Pictures stay out of your copy, but everything else in the records below must be repeated exactly.

________________________________________

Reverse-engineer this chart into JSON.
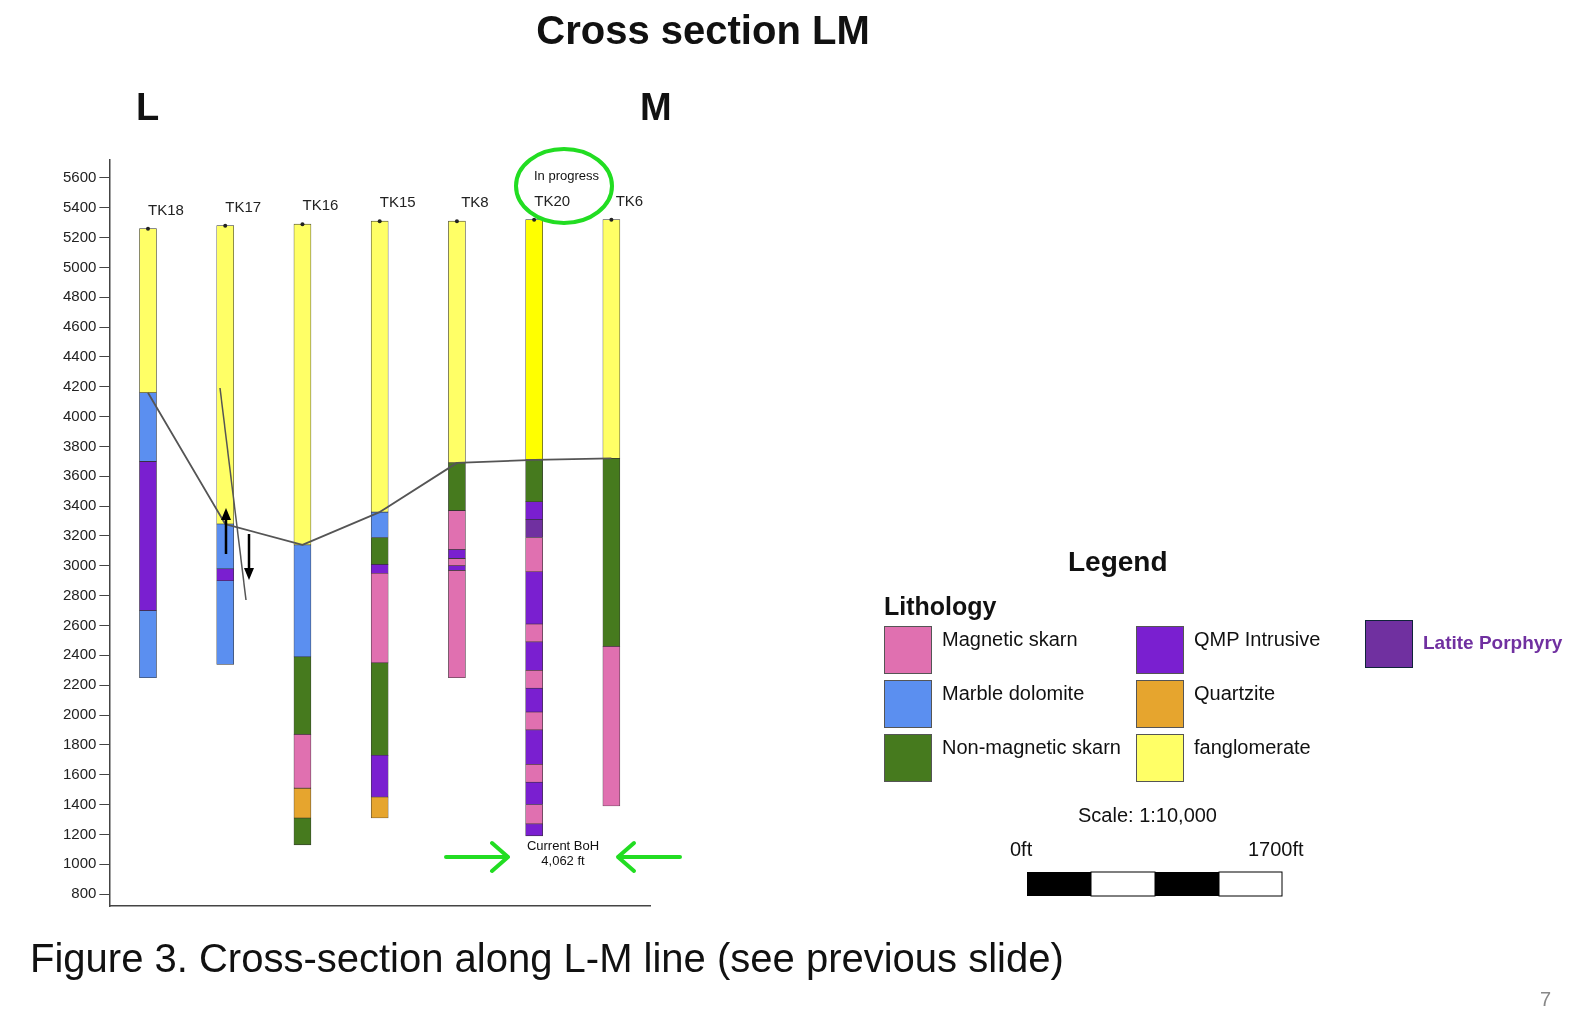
{
  "chart_data": {
    "type": "bar",
    "title": "Cross section LM",
    "ylim": [
      720,
      5720
    ],
    "yticks": [
      800,
      1000,
      1200,
      1400,
      1600,
      1800,
      2000,
      2200,
      2400,
      2600,
      2800,
      3000,
      3200,
      3400,
      3600,
      3800,
      4000,
      4200,
      4400,
      4600,
      4800,
      5000,
      5200,
      5400,
      5600
    ],
    "grid": false,
    "legend": "right",
    "legend_title": "Lithology",
    "categories": [
      "TK18",
      "TK17",
      "TK16",
      "TK15",
      "TK8",
      "TK20",
      "TK6"
    ],
    "series": [
      {
        "name": "Magnetic skarn",
        "color": "#e070b0",
        "values": [
          null,
          null,
          360,
          600,
          260,
          230,
          1070
        ],
        "base": [
          null,
          null,
          1510,
          2350,
          3110,
          2960,
          1390
        ]
      },
      {
        "name": "Marble dolomite",
        "color": "#5b8ff0",
        "values": [
          460,
          300,
          750,
          170,
          null,
          null,
          null
        ],
        "base": [
          3700,
          2980,
          2390,
          3190,
          null,
          null,
          null
        ]
      },
      {
        "name": "Non-magnetic skarn",
        "color": "#467a1e",
        "values": [
          null,
          null,
          520,
          180,
          320,
          280,
          1260
        ],
        "base": [
          null,
          null,
          1870,
          3010,
          3370,
          3430,
          2460
        ]
      },
      {
        "name": "QMP Intrusive",
        "color": "#7a1fd0",
        "values": [
          1000,
          80,
          null,
          60,
          60,
          120,
          null
        ],
        "base": [
          2700,
          2900,
          null,
          2950,
          3050,
          3310,
          null
        ]
      },
      {
        "name": "Quartzite",
        "color": "#e6a52e",
        "values": [
          null,
          null,
          200,
          140,
          null,
          null,
          null
        ],
        "base": [
          null,
          null,
          1310,
          1310,
          null,
          null,
          null
        ]
      },
      {
        "name": "fanglomerate",
        "color": "#ffff66",
        "colors": [
          "#ffff66",
          "#ffff66",
          "#ffff66",
          "#ffff66",
          "#ffff66",
          "#ffff00",
          "#ffff66"
        ],
        "values": [
          1100,
          2000,
          2150,
          1950,
          1620,
          1610,
          1600
        ],
        "base": [
          4160,
          3280,
          3140,
          3360,
          3690,
          3710,
          3720
        ]
      },
      {
        "name": "Latite Porphyry",
        "color": "#7030a0",
        "values": [
          null,
          null,
          null,
          null,
          null,
          120,
          null
        ],
        "base": [
          null,
          null,
          null,
          null,
          null,
          3190,
          null
        ]
      },
      {
        "color": "#5b8ff0",
        "values": [
          450,
          560,
          null,
          null,
          null,
          null,
          null
        ],
        "base": [
          2250,
          2340,
          null,
          null,
          null,
          null,
          null
        ]
      },
      {
        "color": "#7a1fd0",
        "values": [
          null,
          null,
          null,
          280,
          30,
          350,
          null
        ],
        "base": [
          null,
          null,
          null,
          1450,
          2970,
          2610,
          null
        ]
      },
      {
        "color": "#7a1fd0",
        "values": [
          null,
          null,
          null,
          null,
          null,
          190,
          null
        ],
        "base": [
          null,
          null,
          null,
          null,
          null,
          2300,
          null
        ]
      },
      {
        "color": "#7a1fd0",
        "values": [
          null,
          null,
          null,
          null,
          null,
          160,
          null
        ],
        "base": [
          null,
          null,
          null,
          null,
          null,
          2020,
          null
        ]
      },
      {
        "color": "#7a1fd0",
        "values": [
          null,
          null,
          null,
          null,
          null,
          230,
          null
        ],
        "base": [
          null,
          null,
          null,
          null,
          null,
          1670,
          null
        ]
      },
      {
        "color": "#7a1fd0",
        "values": [
          null,
          null,
          null,
          null,
          null,
          150,
          null
        ],
        "base": [
          null,
          null,
          null,
          null,
          null,
          1400,
          null
        ]
      },
      {
        "color": "#7a1fd0",
        "values": [
          null,
          null,
          null,
          null,
          null,
          80,
          null
        ],
        "base": [
          null,
          null,
          null,
          null,
          null,
          1190,
          null
        ]
      },
      {
        "color": "#e070b0",
        "values": [
          null,
          null,
          null,
          null,
          50,
          120,
          null
        ],
        "base": [
          null,
          null,
          null,
          null,
          3000,
          2490,
          null
        ]
      },
      {
        "color": "#e070b0",
        "values": [
          null,
          null,
          null,
          null,
          720,
          120,
          null
        ],
        "base": [
          null,
          null,
          null,
          null,
          2250,
          2180,
          null
        ]
      },
      {
        "color": "#e070b0",
        "values": [
          null,
          null,
          null,
          null,
          null,
          120,
          null
        ],
        "base": [
          null,
          null,
          null,
          null,
          null,
          1900,
          null
        ]
      },
      {
        "color": "#e070b0",
        "values": [
          null,
          null,
          null,
          null,
          null,
          120,
          null
        ],
        "base": [
          null,
          null,
          null,
          null,
          null,
          1550,
          null
        ]
      },
      {
        "color": "#e070b0",
        "values": [
          null,
          null,
          null,
          null,
          null,
          130,
          null
        ],
        "base": [
          null,
          null,
          null,
          null,
          null,
          1270,
          null
        ]
      },
      {
        "color": "#467a1e",
        "values": [
          null,
          null,
          180,
          620,
          null,
          null,
          null
        ],
        "base": [
          null,
          null,
          1130,
          1730,
          null,
          null,
          null
        ]
      },
      {
        "type": "line",
        "color": "#555555",
        "values": [
          4160,
          3280,
          3140,
          3360,
          3690,
          3710,
          3720
        ]
      }
    ],
    "annotations": [
      "L",
      "M",
      "Legend",
      "Scale: 1:10,000",
      "0ft",
      "1700ft",
      "Figure 3. Cross-section along L-M line (see previous slide)",
      "7",
      "In progress",
      "Current BoH 4,062 ft"
    ]
  }
}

________________________________________

PROBLEM SOLUTION:
Reverse-engineer this chart into JSON.
{
  "chart_data": {
    "type": "bar",
    "title": "Cross section LM",
    "ylim": [
      720,
      5720
    ],
    "yticks": [
      800,
      1000,
      1200,
      1400,
      1600,
      1800,
      2000,
      2200,
      2400,
      2600,
      2800,
      3000,
      3200,
      3400,
      3600,
      3800,
      4000,
      4200,
      4400,
      4600,
      4800,
      5000,
      5200,
      5400,
      5600
    ],
    "grid": false,
    "legend": "right",
    "legend_title": "Lithology",
    "categories": [
      "TK18",
      "TK17",
      "TK16",
      "TK15",
      "TK8",
      "TK20",
      "TK6"
    ],
    "series": [
      {
        "name": "Magnetic skarn",
        "color": "#e070b0",
        "values": [
          null,
          null,
          360,
          600,
          260,
          230,
          1070
        ],
        "base": [
          null,
          null,
          1510,
          2350,
          3110,
          2960,
          1390
        ]
      },
      {
        "name": "Marble dolomite",
        "color": "#5b8ff0",
        "values": [
          460,
          300,
          750,
          170,
          null,
          null,
          null
        ],
        "base": [
          3700,
          2980,
          2390,
          3190,
          null,
          null,
          null
        ]
      },
      {
        "name": "Non-magnetic skarn",
        "color": "#467a1e",
        "values": [
          null,
          null,
          520,
          180,
          320,
          280,
          1260
        ],
        "base": [
          null,
          null,
          1870,
          3010,
          3370,
          3430,
          2460
        ]
      },
      {
        "name": "QMP Intrusive",
        "color": "#7a1fd0",
        "values": [
          1000,
          80,
          null,
          60,
          60,
          120,
          null
        ],
        "base": [
          2700,
          2900,
          null,
          2950,
          3050,
          3310,
          null
        ]
      },
      {
        "name": "Quartzite",
        "color": "#e6a52e",
        "values": [
          null,
          null,
          200,
          140,
          null,
          null,
          null
        ],
        "base": [
          null,
          null,
          1310,
          1310,
          null,
          null,
          null
        ]
      },
      {
        "name": "fanglomerate",
        "color": "#ffff66",
        "colors": [
          "#ffff66",
          "#ffff66",
          "#ffff66",
          "#ffff66",
          "#ffff66",
          "#ffff00",
          "#ffff66"
        ],
        "values": [
          1100,
          2000,
          2150,
          1950,
          1620,
          1610,
          1600
        ],
        "base": [
          4160,
          3280,
          3140,
          3360,
          3690,
          3710,
          3720
        ]
      },
      {
        "name": "Latite Porphyry",
        "color": "#7030a0",
        "values": [
          null,
          null,
          null,
          null,
          null,
          120,
          null
        ],
        "base": [
          null,
          null,
          null,
          null,
          null,
          3190,
          null
        ]
      },
      {
        "color": "#5b8ff0",
        "values": [
          450,
          560,
          null,
          null,
          null,
          null,
          null
        ],
        "base": [
          2250,
          2340,
          null,
          null,
          null,
          null,
          null
        ]
      },
      {
        "color": "#7a1fd0",
        "values": [
          null,
          null,
          null,
          280,
          30,
          350,
          null
        ],
        "base": [
          null,
          null,
          null,
          1450,
          2970,
          2610,
          null
        ]
      },
      {
        "color": "#7a1fd0",
        "values": [
          null,
          null,
          null,
          null,
          null,
          190,
          null
        ],
        "base": [
          null,
          null,
          null,
          null,
          null,
          2300,
          null
        ]
      },
      {
        "color": "#7a1fd0",
        "values": [
          null,
          null,
          null,
          null,
          null,
          160,
          null
        ],
        "base": [
          null,
          null,
          null,
          null,
          null,
          2020,
          null
        ]
      },
      {
        "color": "#7a1fd0",
        "values": [
          null,
          null,
          null,
          null,
          null,
          230,
          null
        ],
        "base": [
          null,
          null,
          null,
          null,
          null,
          1670,
          null
        ]
      },
      {
        "color": "#7a1fd0",
        "values": [
          null,
          null,
          null,
          null,
          null,
          150,
          null
        ],
        "base": [
          null,
          null,
          null,
          null,
          null,
          1400,
          null
        ]
      },
      {
        "color": "#7a1fd0",
        "values": [
          null,
          null,
          null,
          null,
          null,
          80,
          null
        ],
        "base": [
          null,
          null,
          null,
          null,
          null,
          1190,
          null
        ]
      },
      {
        "color": "#e070b0",
        "values": [
          null,
          null,
          null,
          null,
          50,
          120,
          null
        ],
        "base": [
          null,
          null,
          null,
          null,
          3000,
          2490,
          null
        ]
      },
      {
        "color": "#e070b0",
        "values": [
          null,
          null,
          null,
          null,
          720,
          120,
          null
        ],
        "base": [
          null,
          null,
          null,
          null,
          2250,
          2180,
          null
        ]
      },
      {
        "color": "#e070b0",
        "values": [
          null,
          null,
          null,
          null,
          null,
          120,
          null
        ],
        "base": [
          null,
          null,
          null,
          null,
          null,
          1900,
          null
        ]
      },
      {
        "color": "#e070b0",
        "values": [
          null,
          null,
          null,
          null,
          null,
          120,
          null
        ],
        "base": [
          null,
          null,
          null,
          null,
          null,
          1550,
          null
        ]
      },
      {
        "color": "#e070b0",
        "values": [
          null,
          null,
          null,
          null,
          null,
          130,
          null
        ],
        "base": [
          null,
          null,
          null,
          null,
          null,
          1270,
          null
        ]
      },
      {
        "color": "#467a1e",
        "values": [
          null,
          null,
          180,
          620,
          null,
          null,
          null
        ],
        "base": [
          null,
          null,
          1130,
          1730,
          null,
          null,
          null
        ]
      },
      {
        "type": "line",
        "color": "#555555",
        "values": [
          4160,
          3280,
          3140,
          3360,
          3690,
          3710,
          3720
        ]
      }
    ],
    "annotations": [
      "L",
      "M",
      "Legend",
      "Scale: 1:10,000",
      "0ft",
      "1700ft",
      "Figure 3. Cross-section along L-M line (see previous slide)",
      "7",
      "In progress",
      "Current BoH 4,062 ft"
    ]
  }
}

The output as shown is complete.